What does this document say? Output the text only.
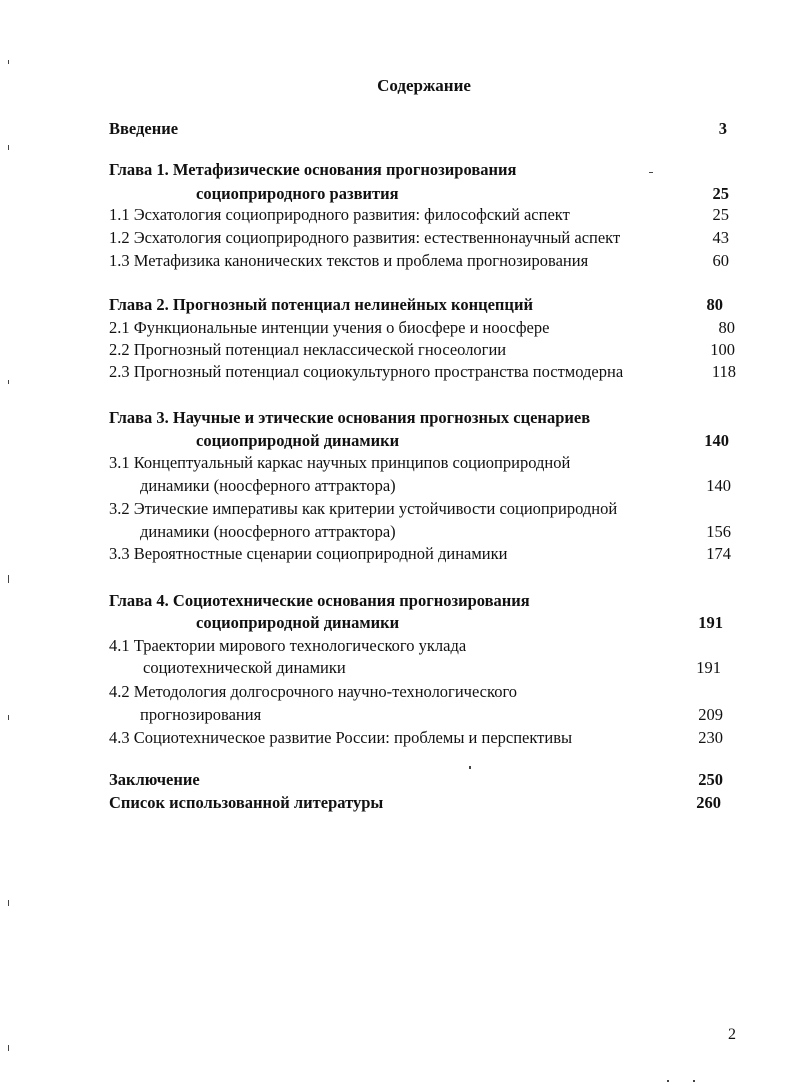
Содержание
Введение	3
Глава 1. Метафизические основания прогнозирования
социоприродного развития	25
1.1 Эсхатология социоприродного развития: философский аспект	25
1.2 Эсхатология социоприродного развития: естественнонаучный аспект	43
1.3 Метафизика канонических текстов и проблема прогнозирования	60
Глава 2. Прогнозный потенциал нелинейных концепций	80
2.1 Функциональные интенции учения о биосфере и ноосфере	80
2.2 Прогнозный потенциал неклассической гносеологии	100
2.3 Прогнозный потенциал социокультурного пространства постмодерна	118
Глава 3. Научные и этические основания прогнозных сценариев
социоприродной динамики	140
3.1 Концептуальный каркас научных принципов социоприродной
динамики (ноосферного аттрактора)	140
3.2 Этические императивы как критерии устойчивости социоприродной
динамики (ноосферного аттрактора)	156
3.3 Вероятностные сценарии социоприродной динамики	174
Глава 4. Социотехнические основания прогнозирования
социоприродной динамики	191
4.1 Траектории мирового технологического уклада
социотехнической динамики	191
4.2 Методология долгосрочного научно-технологического
прогнозирования	209
4.3 Социотехническое развитие России: проблемы и перспективы	230
Заключение	250
Список использованной литературы	260
2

**Directions for this task**
Each line in the listing above that contains "потенциал" should be copied.

**Solution to this task**
Глава 2. Прогнозный потенциал нелинейных концепций	80
2.2 Прогнозный потенциал неклассической гносеологии	100
2.3 Прогнозный потенциал социокультурного пространства постмодерна	118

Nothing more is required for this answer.